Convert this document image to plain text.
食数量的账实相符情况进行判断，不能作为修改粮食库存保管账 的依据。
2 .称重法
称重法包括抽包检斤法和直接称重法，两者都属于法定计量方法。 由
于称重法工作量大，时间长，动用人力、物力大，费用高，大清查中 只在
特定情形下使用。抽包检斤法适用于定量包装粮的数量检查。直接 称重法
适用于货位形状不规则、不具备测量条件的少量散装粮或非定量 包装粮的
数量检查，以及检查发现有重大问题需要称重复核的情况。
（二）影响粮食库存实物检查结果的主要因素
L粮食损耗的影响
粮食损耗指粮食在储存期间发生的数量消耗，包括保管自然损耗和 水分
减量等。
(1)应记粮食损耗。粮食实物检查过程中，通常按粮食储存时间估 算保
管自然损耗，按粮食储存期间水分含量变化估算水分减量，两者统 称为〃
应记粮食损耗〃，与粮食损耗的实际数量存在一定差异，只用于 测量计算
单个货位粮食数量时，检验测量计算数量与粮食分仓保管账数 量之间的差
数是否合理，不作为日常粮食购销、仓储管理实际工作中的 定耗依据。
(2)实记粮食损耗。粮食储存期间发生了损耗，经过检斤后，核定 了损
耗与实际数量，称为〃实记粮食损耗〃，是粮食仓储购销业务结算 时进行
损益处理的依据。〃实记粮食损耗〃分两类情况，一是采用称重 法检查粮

▸ **TASK STATEMENT**
The records above should be duplicated in full, exactly as given.

▸ **RESULT**
Convert this document image to plain text.
食数量的账实相符情况进行判断，不能作为修改粮食库存保管账 的依据。
2 .称重法
称重法包括抽包检斤法和直接称重法，两者都属于法定计量方法。 由
于称重法工作量大，时间长，动用人力、物力大，费用高，大清查中 只在
特定情形下使用。抽包检斤法适用于定量包装粮的数量检查。直接 称重法
适用于货位形状不规则、不具备测量条件的少量散装粮或非定量 包装粮的
数量检查，以及检查发现有重大问题需要称重复核的情况。
（二）影响粮食库存实物检查结果的主要因素
L粮食损耗的影响
粮食损耗指粮食在储存期间发生的数量消耗，包括保管自然损耗和 水分
减量等。
(1)应记粮食损耗。粮食实物检查过程中，通常按粮食储存时间估 算保
管自然损耗，按粮食储存期间水分含量变化估算水分减量，两者统 称为〃
应记粮食损耗〃，与粮食损耗的实际数量存在一定差异，只用于 测量计算
单个货位粮食数量时，检验测量计算数量与粮食分仓保管账数 量之间的差
数是否合理，不作为日常粮食购销、仓储管理实际工作中的 定耗依据。
(2)实记粮食损耗。粮食储存期间发生了损耗，经过检斤后，核定 了损
耗与实际数量，称为〃实记粮食损耗〃，是粮食仓储购销业务结算 时进行
损益处理的依据。〃实记粮食损耗〃分两类情况，一是采用称重 法检查粮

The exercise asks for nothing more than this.